• [PROMPT]:
All of the material should be reproduced exactly, with pictures left out.

--- Start of DATA SECTION ---

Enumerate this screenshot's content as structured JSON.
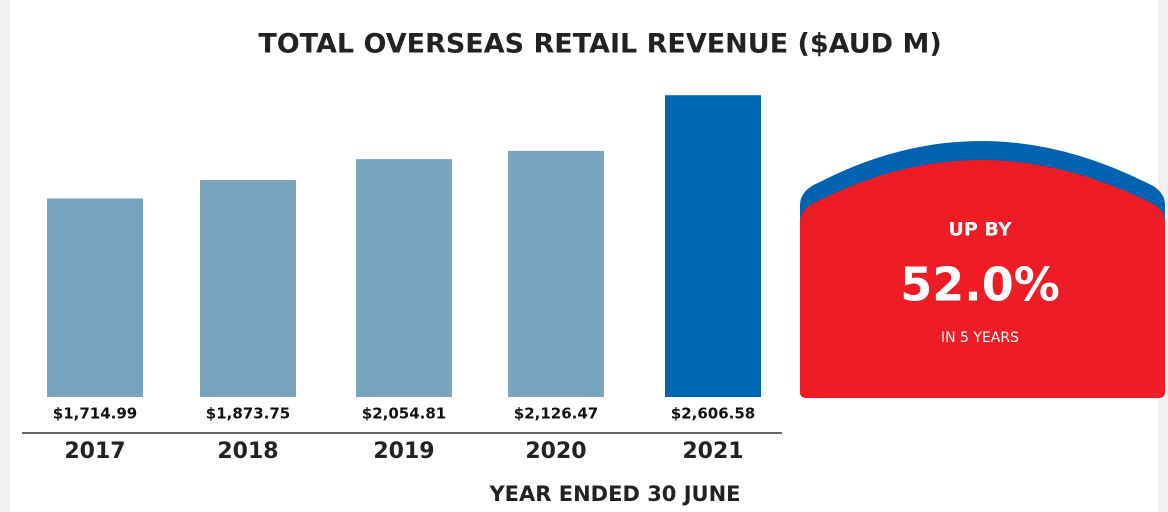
{
  "chart_data": {
    "type": "bar",
    "title": "TOTAL OVERSEAS RETAIL REVENUE ($AUD M)",
    "x_label": "YEAR ENDED 30 JUNE",
    "categories": [
      "2017",
      "2018",
      "2019",
      "2020",
      "2021"
    ],
    "values": [
      1714.99,
      1873.75,
      2054.81,
      2126.47,
      2606.58
    ],
    "value_labels": [
      "$1,714.99",
      "$1,873.75",
      "$2,054.81",
      "$2,126.47",
      "$2,606.58"
    ],
    "colors": [
      "#7aa3bf",
      "#7aa3bf",
      "#7aa3bf",
      "#7aa3bf",
      "#0066b3"
    ],
    "ylim": [
      0,
      2600
    ],
    "callout": {
      "heading": "UP BY",
      "value": "52.0%",
      "note": "IN 5 YEARS"
    }
  }
}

--- End of DATA SECTION ---

• [REPLY]:
Enumerate this screenshot's content as structured JSON.
{
  "chart_data": {
    "type": "bar",
    "title": "TOTAL OVERSEAS RETAIL REVENUE ($AUD M)",
    "x_label": "YEAR ENDED 30 JUNE",
    "categories": [
      "2017",
      "2018",
      "2019",
      "2020",
      "2021"
    ],
    "values": [
      1714.99,
      1873.75,
      2054.81,
      2126.47,
      2606.58
    ],
    "value_labels": [
      "$1,714.99",
      "$1,873.75",
      "$2,054.81",
      "$2,126.47",
      "$2,606.58"
    ],
    "colors": [
      "#7aa3bf",
      "#7aa3bf",
      "#7aa3bf",
      "#7aa3bf",
      "#0066b3"
    ],
    "ylim": [
      0,
      2600
    ],
    "callout": {
      "heading": "UP BY",
      "value": "52.0%",
      "note": "IN 5 YEARS"
    }
  }
}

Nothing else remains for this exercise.